Collected data entries
begin

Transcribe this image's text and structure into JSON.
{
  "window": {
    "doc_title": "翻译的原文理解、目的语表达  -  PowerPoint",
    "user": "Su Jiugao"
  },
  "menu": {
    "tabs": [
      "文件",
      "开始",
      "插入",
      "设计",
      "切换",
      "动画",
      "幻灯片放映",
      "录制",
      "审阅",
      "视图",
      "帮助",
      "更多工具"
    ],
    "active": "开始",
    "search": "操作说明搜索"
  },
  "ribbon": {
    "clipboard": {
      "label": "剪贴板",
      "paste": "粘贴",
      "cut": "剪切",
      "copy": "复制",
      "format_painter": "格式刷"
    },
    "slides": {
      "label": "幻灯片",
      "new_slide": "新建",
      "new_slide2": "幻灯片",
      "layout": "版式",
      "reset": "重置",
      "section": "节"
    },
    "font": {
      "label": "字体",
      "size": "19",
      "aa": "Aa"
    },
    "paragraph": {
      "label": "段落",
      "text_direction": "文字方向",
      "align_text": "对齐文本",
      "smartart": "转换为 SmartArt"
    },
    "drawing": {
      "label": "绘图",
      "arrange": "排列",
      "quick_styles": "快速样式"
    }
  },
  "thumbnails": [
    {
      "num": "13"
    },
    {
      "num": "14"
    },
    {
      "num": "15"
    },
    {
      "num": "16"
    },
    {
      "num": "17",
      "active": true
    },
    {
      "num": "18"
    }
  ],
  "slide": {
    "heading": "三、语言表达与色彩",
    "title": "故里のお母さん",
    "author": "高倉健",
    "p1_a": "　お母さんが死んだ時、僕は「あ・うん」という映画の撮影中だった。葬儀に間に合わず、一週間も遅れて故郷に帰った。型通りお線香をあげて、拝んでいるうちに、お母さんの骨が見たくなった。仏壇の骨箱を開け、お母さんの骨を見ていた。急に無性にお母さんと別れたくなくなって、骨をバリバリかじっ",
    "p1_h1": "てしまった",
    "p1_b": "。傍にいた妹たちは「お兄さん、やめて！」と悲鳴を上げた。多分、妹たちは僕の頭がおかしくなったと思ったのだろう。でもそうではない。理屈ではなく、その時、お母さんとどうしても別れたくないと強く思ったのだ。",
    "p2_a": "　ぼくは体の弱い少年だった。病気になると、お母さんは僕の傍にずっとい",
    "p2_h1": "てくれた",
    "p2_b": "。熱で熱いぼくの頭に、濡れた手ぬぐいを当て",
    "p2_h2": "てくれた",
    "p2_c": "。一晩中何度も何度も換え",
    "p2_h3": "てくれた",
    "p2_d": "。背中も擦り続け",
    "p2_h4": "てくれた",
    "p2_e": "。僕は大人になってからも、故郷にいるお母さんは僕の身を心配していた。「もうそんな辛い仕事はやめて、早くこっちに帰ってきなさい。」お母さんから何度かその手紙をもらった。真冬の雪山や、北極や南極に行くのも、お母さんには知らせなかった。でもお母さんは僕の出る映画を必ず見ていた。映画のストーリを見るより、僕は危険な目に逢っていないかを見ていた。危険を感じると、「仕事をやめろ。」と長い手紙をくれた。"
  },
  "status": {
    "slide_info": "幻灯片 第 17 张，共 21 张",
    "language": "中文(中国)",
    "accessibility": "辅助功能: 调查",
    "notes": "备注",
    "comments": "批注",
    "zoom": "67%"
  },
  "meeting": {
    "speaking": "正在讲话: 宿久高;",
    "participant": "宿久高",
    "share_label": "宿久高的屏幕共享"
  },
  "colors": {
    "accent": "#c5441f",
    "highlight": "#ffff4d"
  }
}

end
begin

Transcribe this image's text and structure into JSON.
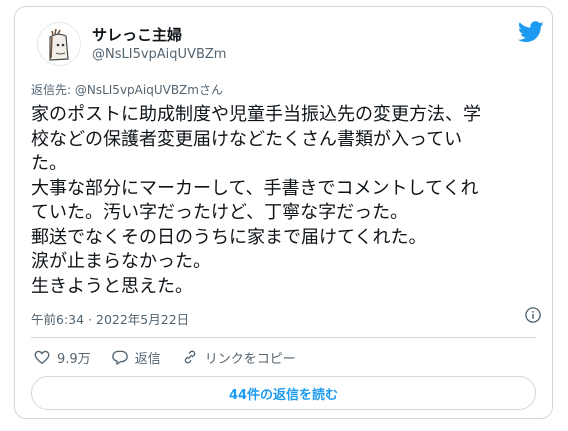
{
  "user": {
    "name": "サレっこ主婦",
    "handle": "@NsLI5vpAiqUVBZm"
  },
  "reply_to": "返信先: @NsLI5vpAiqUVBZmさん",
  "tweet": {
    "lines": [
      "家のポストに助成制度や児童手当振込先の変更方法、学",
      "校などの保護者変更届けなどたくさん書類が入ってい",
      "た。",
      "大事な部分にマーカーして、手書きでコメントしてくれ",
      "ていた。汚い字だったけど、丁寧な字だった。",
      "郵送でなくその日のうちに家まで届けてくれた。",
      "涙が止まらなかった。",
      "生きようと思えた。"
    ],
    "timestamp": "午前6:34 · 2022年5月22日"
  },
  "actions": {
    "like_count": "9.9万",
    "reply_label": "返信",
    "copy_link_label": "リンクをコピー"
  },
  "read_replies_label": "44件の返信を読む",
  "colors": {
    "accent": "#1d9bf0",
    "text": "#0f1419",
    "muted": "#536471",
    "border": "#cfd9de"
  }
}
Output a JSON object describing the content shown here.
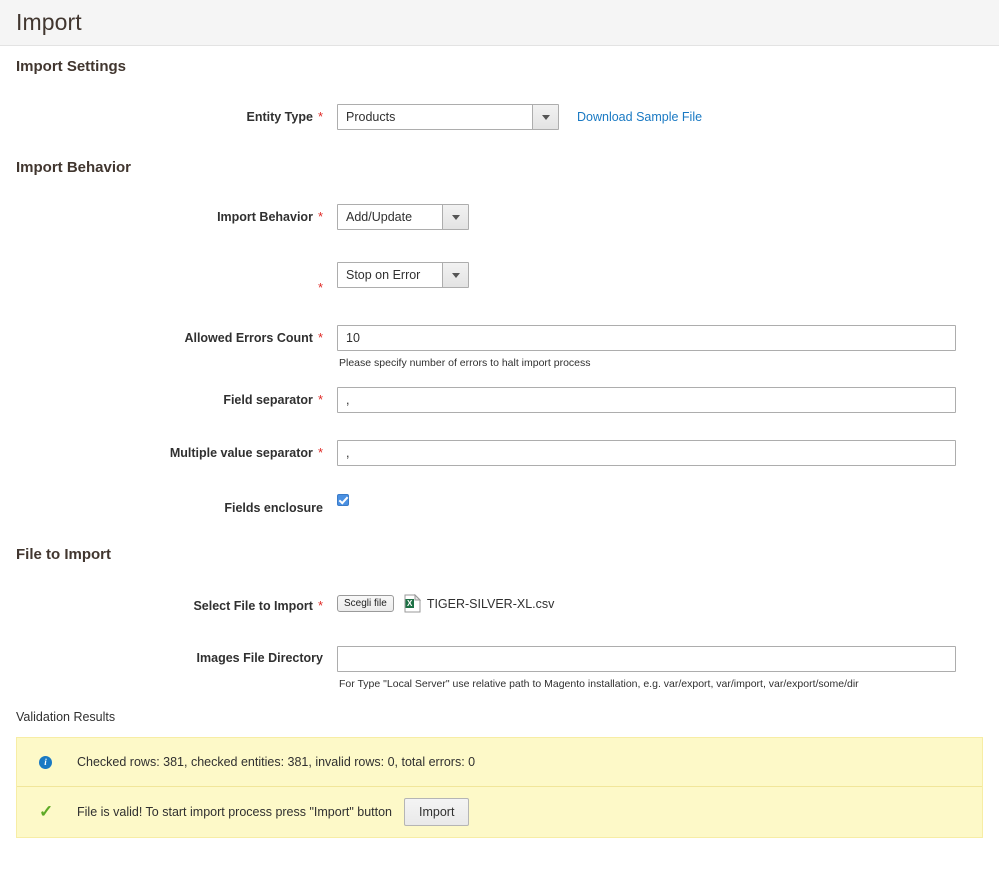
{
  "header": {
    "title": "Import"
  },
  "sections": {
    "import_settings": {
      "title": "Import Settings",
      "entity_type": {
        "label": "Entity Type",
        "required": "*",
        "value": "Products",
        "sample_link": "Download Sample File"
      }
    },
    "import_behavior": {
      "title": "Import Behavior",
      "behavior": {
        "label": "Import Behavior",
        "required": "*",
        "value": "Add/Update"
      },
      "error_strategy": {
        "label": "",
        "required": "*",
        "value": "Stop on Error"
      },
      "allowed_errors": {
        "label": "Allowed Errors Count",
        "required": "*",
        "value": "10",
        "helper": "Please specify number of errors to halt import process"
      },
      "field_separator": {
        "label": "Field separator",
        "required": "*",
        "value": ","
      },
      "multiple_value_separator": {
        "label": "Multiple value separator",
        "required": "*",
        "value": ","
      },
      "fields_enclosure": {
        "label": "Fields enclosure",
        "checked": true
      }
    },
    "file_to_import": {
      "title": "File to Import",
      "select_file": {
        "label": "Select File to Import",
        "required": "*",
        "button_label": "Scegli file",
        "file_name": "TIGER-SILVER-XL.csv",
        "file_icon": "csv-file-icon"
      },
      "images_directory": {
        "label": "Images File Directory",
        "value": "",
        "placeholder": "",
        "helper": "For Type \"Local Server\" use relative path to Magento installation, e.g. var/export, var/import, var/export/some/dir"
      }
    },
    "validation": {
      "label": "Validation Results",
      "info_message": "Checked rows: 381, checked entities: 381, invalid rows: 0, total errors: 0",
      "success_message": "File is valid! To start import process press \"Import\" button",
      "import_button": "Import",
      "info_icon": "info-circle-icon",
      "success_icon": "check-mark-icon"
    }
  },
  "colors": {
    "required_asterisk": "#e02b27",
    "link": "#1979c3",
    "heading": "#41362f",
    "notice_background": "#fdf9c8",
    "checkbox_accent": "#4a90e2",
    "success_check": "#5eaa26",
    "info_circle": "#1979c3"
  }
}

end
begin

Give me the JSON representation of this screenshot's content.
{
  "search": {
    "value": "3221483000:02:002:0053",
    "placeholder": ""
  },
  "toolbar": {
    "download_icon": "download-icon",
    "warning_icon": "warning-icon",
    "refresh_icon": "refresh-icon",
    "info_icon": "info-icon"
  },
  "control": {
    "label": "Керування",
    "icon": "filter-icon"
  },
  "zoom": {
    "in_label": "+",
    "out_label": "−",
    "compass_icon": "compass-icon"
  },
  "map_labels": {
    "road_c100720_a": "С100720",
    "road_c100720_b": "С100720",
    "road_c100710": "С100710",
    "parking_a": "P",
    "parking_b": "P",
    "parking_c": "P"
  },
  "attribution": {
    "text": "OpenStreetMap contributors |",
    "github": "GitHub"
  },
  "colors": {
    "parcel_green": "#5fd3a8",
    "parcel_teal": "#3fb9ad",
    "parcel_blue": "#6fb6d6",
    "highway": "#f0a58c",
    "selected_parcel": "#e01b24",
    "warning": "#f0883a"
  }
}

end

◆ **What is expected**: Work out how many lines in the records above contain the word "JSON", and give only that number.

◆ **The solution**: 4